▸ Instructions for the task
Please reproduce the records below line for line, without changing anything, and leave the pictures out.

════════

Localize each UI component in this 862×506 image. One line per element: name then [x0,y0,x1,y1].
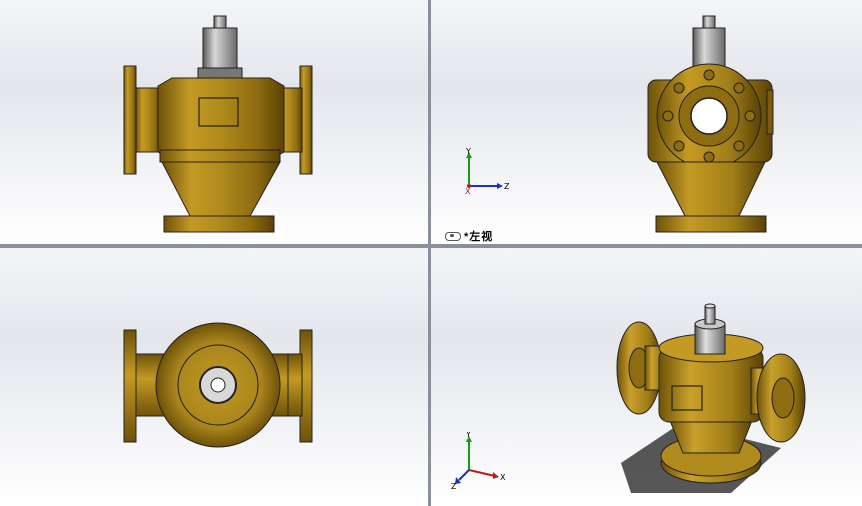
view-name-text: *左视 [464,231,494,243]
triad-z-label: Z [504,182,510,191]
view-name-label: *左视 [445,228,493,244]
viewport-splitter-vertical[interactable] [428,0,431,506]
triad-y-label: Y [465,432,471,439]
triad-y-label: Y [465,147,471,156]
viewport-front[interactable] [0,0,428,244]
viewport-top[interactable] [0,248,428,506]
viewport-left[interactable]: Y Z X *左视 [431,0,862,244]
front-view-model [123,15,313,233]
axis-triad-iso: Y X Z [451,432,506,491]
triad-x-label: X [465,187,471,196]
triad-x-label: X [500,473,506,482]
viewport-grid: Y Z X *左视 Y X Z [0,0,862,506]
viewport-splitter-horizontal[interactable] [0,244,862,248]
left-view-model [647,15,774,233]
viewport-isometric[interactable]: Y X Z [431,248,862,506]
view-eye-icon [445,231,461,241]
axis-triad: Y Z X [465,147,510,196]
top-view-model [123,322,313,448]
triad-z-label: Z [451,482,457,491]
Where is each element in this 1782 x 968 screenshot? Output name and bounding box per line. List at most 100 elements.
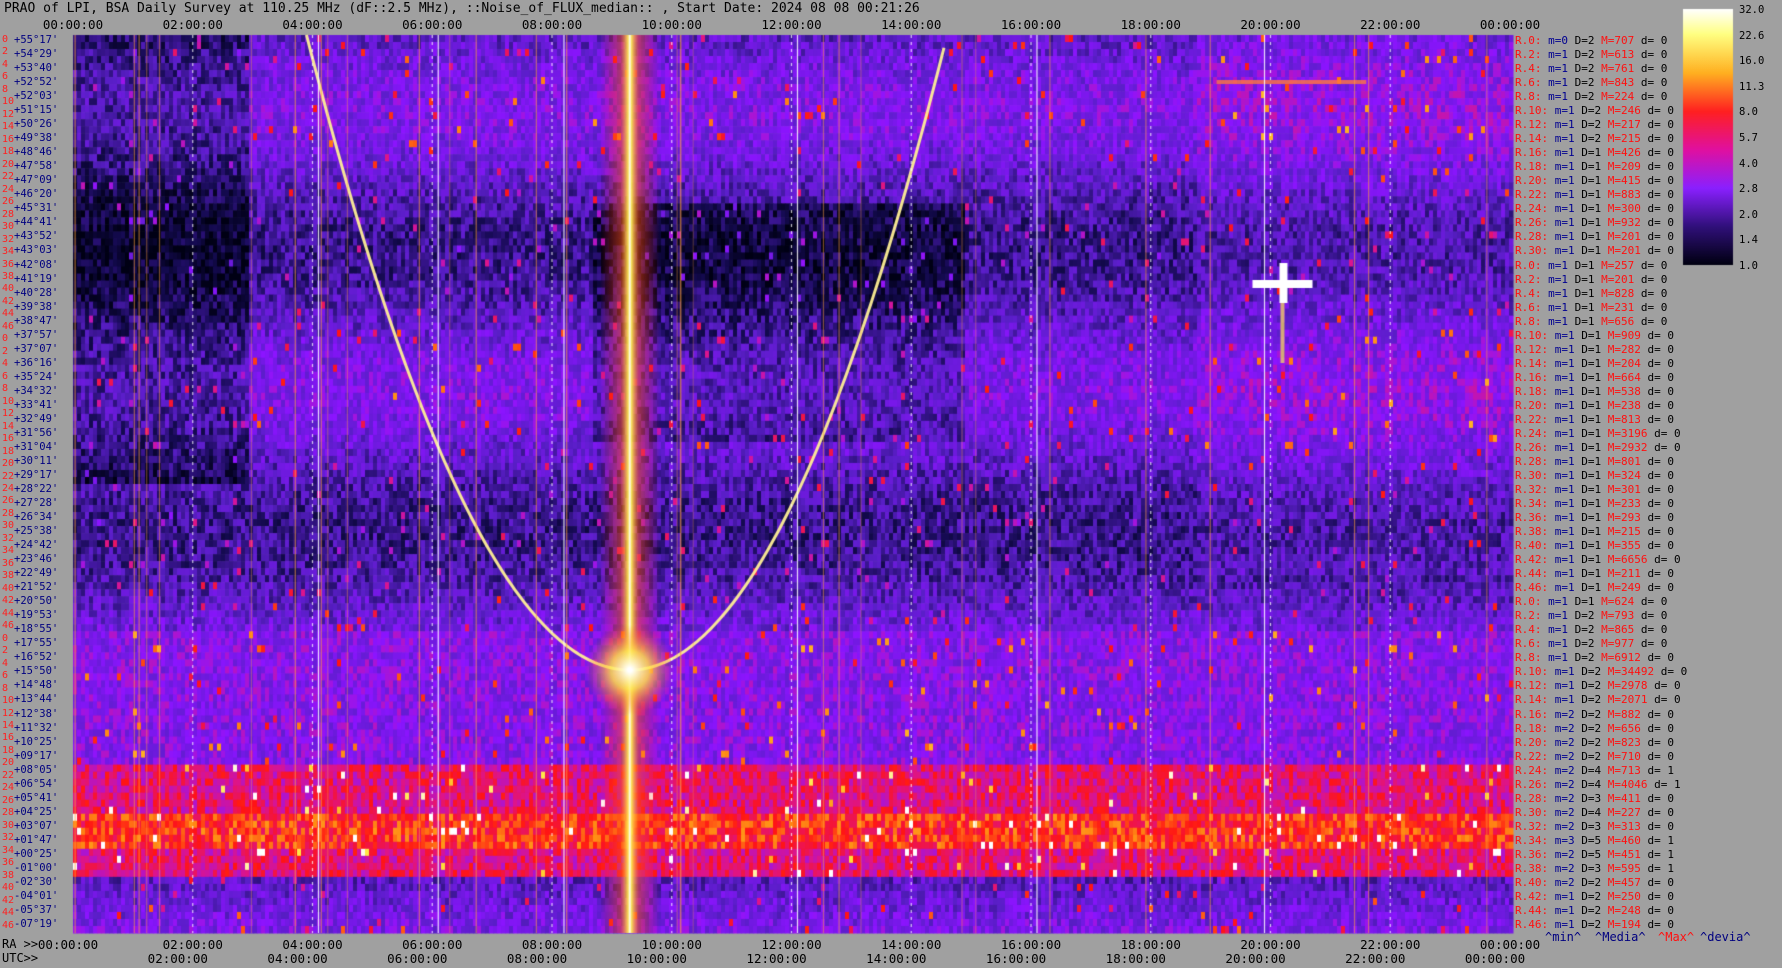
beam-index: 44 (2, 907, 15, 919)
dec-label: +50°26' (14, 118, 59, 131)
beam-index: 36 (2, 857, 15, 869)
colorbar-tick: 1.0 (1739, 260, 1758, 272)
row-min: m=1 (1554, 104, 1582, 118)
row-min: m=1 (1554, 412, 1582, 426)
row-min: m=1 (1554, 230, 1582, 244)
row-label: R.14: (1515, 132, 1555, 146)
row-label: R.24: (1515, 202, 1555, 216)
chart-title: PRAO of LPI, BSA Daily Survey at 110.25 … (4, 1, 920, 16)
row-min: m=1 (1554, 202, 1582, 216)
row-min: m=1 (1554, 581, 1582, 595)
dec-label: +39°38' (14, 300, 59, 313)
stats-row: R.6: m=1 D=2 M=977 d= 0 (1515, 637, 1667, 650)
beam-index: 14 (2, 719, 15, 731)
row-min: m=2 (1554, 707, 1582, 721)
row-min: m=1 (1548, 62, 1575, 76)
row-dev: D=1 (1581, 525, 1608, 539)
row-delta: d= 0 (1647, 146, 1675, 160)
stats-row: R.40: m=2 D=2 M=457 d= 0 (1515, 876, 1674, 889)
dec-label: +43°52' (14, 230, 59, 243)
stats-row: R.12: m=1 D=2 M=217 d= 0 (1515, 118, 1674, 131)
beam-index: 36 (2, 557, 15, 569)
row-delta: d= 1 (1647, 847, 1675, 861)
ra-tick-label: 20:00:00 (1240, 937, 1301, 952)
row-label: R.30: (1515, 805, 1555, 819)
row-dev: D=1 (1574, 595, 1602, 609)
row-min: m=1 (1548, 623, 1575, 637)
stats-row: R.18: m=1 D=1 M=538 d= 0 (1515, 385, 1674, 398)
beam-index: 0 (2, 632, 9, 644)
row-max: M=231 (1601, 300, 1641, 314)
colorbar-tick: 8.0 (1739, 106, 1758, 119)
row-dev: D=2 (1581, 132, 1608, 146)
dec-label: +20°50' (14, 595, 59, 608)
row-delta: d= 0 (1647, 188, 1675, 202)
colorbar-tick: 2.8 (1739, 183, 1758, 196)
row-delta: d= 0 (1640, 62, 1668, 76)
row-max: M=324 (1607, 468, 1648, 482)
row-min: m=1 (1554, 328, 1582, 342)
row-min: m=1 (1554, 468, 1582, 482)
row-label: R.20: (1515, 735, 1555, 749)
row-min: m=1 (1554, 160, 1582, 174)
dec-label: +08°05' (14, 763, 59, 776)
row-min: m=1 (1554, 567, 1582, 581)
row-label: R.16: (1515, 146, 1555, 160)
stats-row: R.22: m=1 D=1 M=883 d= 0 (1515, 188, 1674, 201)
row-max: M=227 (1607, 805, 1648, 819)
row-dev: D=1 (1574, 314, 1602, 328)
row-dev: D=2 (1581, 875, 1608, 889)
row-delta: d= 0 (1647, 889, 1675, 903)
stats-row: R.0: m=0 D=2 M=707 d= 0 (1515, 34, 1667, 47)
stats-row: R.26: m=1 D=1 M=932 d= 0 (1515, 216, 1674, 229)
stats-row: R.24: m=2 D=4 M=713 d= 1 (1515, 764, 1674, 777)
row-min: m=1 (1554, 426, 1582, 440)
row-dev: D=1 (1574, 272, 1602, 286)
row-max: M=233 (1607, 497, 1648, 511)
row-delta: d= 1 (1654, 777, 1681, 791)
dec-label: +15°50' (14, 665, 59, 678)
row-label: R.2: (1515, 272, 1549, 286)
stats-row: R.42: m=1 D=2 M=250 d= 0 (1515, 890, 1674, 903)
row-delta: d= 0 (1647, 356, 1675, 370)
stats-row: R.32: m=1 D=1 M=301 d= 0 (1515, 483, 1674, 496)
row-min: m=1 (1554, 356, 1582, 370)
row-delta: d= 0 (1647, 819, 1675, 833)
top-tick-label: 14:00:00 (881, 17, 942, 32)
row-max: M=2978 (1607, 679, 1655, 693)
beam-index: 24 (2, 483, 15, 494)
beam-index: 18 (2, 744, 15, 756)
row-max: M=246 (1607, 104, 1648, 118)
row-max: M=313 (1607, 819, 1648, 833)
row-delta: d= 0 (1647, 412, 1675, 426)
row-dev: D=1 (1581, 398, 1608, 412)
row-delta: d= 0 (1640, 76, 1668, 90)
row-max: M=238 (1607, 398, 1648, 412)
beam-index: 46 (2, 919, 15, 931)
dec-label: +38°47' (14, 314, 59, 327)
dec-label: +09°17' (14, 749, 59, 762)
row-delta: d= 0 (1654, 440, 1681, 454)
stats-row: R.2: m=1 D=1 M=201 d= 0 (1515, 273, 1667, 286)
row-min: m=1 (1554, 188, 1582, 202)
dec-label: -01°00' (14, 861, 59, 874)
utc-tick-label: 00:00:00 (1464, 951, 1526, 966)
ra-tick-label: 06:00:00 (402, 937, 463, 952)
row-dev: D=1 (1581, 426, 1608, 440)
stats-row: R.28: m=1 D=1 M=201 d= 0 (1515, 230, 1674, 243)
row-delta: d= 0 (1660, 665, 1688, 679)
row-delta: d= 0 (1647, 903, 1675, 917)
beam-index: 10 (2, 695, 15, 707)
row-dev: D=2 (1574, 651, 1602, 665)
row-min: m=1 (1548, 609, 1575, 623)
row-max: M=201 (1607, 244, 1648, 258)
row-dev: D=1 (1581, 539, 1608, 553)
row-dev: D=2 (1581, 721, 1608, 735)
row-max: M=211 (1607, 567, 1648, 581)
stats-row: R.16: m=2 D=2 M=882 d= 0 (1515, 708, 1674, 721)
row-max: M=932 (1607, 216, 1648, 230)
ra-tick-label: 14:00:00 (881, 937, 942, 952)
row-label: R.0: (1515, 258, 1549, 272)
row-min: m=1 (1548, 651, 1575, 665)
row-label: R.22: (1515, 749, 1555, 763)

════════

▸ The completed task
Localize each UI component in this 862×506 image. One line per element: name then [x0,y0,x1,y1].
view-name-text: *左视 [464,231,494,243]
triad-z-label: Z [504,182,510,191]
view-name-label: *左视 [445,228,493,244]
viewport-splitter-vertical[interactable] [428,0,431,506]
triad-y-label: Y [465,432,471,439]
triad-y-label: Y [465,147,471,156]
viewport-front[interactable] [0,0,428,244]
viewport-top[interactable] [0,248,428,506]
viewport-left[interactable]: Y Z X *左视 [431,0,862,244]
front-view-model [123,15,313,233]
axis-triad-iso: Y X Z [451,432,506,491]
triad-x-label: X [465,187,471,196]
triad-x-label: X [500,473,506,482]
viewport-grid: Y Z X *左视 Y X Z [0,0,862,506]
viewport-splitter-horizontal[interactable] [0,244,862,248]
left-view-model [647,15,774,233]
viewport-isometric[interactable]: Y X Z [431,248,862,506]
view-eye-icon [445,231,461,241]
axis-triad: Y Z X [465,147,510,196]
top-view-model [123,322,313,448]
triad-z-label: Z [451,482,457,491]
Where is each element in this 1782 x 968 screenshot? Output name and bounding box per line. List at most 100 elements.
beam-index: 44 (2, 907, 15, 919)
dec-label: +50°26' (14, 118, 59, 131)
beam-index: 36 (2, 857, 15, 869)
colorbar-tick: 1.0 (1739, 260, 1758, 272)
row-min: m=1 (1554, 104, 1582, 118)
row-min: m=1 (1554, 412, 1582, 426)
row-min: m=1 (1554, 230, 1582, 244)
row-label: R.14: (1515, 132, 1555, 146)
row-label: R.24: (1515, 202, 1555, 216)
chart-title: PRAO of LPI, BSA Daily Survey at 110.25 … (4, 1, 920, 16)
row-min: m=1 (1554, 202, 1582, 216)
row-min: m=1 (1554, 581, 1582, 595)
dec-label: +39°38' (14, 300, 59, 313)
stats-row: R.6: m=1 D=2 M=977 d= 0 (1515, 637, 1667, 650)
beam-index: 14 (2, 719, 15, 731)
row-min: m=2 (1554, 707, 1582, 721)
row-min: m=1 (1548, 62, 1575, 76)
row-dev: D=1 (1581, 525, 1608, 539)
row-delta: d= 0 (1647, 146, 1675, 160)
stats-row: R.40: m=2 D=2 M=457 d= 0 (1515, 876, 1674, 889)
dec-label: +43°52' (14, 230, 59, 243)
stats-row: R.12: m=1 D=2 M=217 d= 0 (1515, 118, 1674, 131)
beam-index: 36 (2, 557, 15, 569)
row-delta: d= 1 (1647, 847, 1675, 861)
ra-tick-label: 20:00:00 (1240, 937, 1301, 952)
row-label: R.30: (1515, 805, 1555, 819)
row-dev: D=1 (1574, 595, 1602, 609)
row-min: m=1 (1548, 623, 1575, 637)
stats-row: R.18: m=1 D=1 M=538 d= 0 (1515, 385, 1674, 398)
beam-index: 0 (2, 632, 9, 644)
row-max: M=231 (1601, 300, 1641, 314)
colorbar-tick: 8.0 (1739, 106, 1758, 119)
row-dev: D=2 (1581, 132, 1608, 146)
dec-label: +20°50' (14, 595, 59, 608)
row-delta: d= 0 (1647, 188, 1675, 202)
colorbar-tick: 2.8 (1739, 183, 1758, 196)
row-delta: d= 0 (1640, 62, 1668, 76)
row-max: M=324 (1607, 468, 1648, 482)
row-min: m=1 (1554, 328, 1582, 342)
row-min: m=1 (1554, 468, 1582, 482)
row-label: R.20: (1515, 735, 1555, 749)
row-min: m=1 (1554, 160, 1582, 174)
dec-label: +08°05' (14, 763, 59, 776)
row-min: m=1 (1554, 567, 1582, 581)
row-label: R.16: (1515, 146, 1555, 160)
stats-row: R.22: m=1 D=1 M=883 d= 0 (1515, 188, 1674, 201)
row-max: M=227 (1607, 805, 1648, 819)
row-dev: D=1 (1574, 314, 1602, 328)
row-dev: D=2 (1581, 875, 1608, 889)
row-delta: d= 0 (1647, 889, 1675, 903)
stats-row: R.0: m=0 D=2 M=707 d= 0 (1515, 34, 1667, 47)
stats-row: R.26: m=1 D=1 M=932 d= 0 (1515, 216, 1674, 229)
stats-row: R.24: m=2 D=4 M=713 d= 1 (1515, 764, 1674, 777)
row-min: m=1 (1554, 426, 1582, 440)
row-dev: D=1 (1574, 272, 1602, 286)
row-max: M=233 (1607, 497, 1648, 511)
row-delta: d= 1 (1654, 777, 1681, 791)
dec-label: +15°50' (14, 665, 59, 678)
row-label: R.2: (1515, 272, 1549, 286)
stats-row: R.42: m=1 D=2 M=250 d= 0 (1515, 890, 1674, 903)
row-delta: d= 0 (1647, 356, 1675, 370)
stats-row: R.32: m=1 D=1 M=301 d= 0 (1515, 483, 1674, 496)
row-min: m=1 (1554, 356, 1582, 370)
row-delta: d= 0 (1647, 819, 1675, 833)
top-tick-label: 14:00:00 (881, 17, 942, 32)
row-max: M=2978 (1607, 679, 1655, 693)
beam-index: 24 (2, 483, 15, 494)
beam-index: 18 (2, 744, 15, 756)
row-max: M=246 (1607, 104, 1648, 118)
row-max: M=313 (1607, 819, 1648, 833)
row-delta: d= 0 (1647, 412, 1675, 426)
row-dev: D=1 (1581, 398, 1608, 412)
row-delta: d= 0 (1640, 76, 1668, 90)
row-max: M=238 (1607, 398, 1648, 412)
beam-index: 46 (2, 919, 15, 931)
dec-label: +38°47' (14, 314, 59, 327)
dec-label: +09°17' (14, 749, 59, 762)
row-delta: d= 0 (1654, 440, 1681, 454)
stats-row: R.2: m=1 D=1 M=201 d= 0 (1515, 273, 1667, 286)
row-min: m=1 (1554, 188, 1582, 202)
dec-label: -01°00' (14, 861, 59, 874)
utc-tick-label: 00:00:00 (1464, 951, 1526, 966)
ra-tick-label: 06:00:00 (402, 937, 463, 952)
row-dev: D=1 (1581, 426, 1608, 440)
stats-row: R.28: m=1 D=1 M=201 d= 0 (1515, 230, 1674, 243)
row-delta: d= 0 (1660, 665, 1688, 679)
row-delta: d= 0 (1647, 903, 1675, 917)
beam-index: 10 (2, 695, 15, 707)
row-dev: D=2 (1574, 651, 1602, 665)
row-min: m=1 (1548, 609, 1575, 623)
row-max: M=201 (1607, 244, 1648, 258)
row-dev: D=1 (1581, 539, 1608, 553)
row-dev: D=2 (1581, 721, 1608, 735)
row-max: M=211 (1607, 567, 1648, 581)
stats-row: R.16: m=2 D=2 M=882 d= 0 (1515, 708, 1674, 721)
row-max: M=932 (1607, 216, 1648, 230)
ra-tick-label: 14:00:00 (881, 937, 942, 952)
row-label: R.0: (1515, 258, 1549, 272)
row-min: m=1 (1548, 651, 1575, 665)
row-label: R.22: (1515, 749, 1555, 763)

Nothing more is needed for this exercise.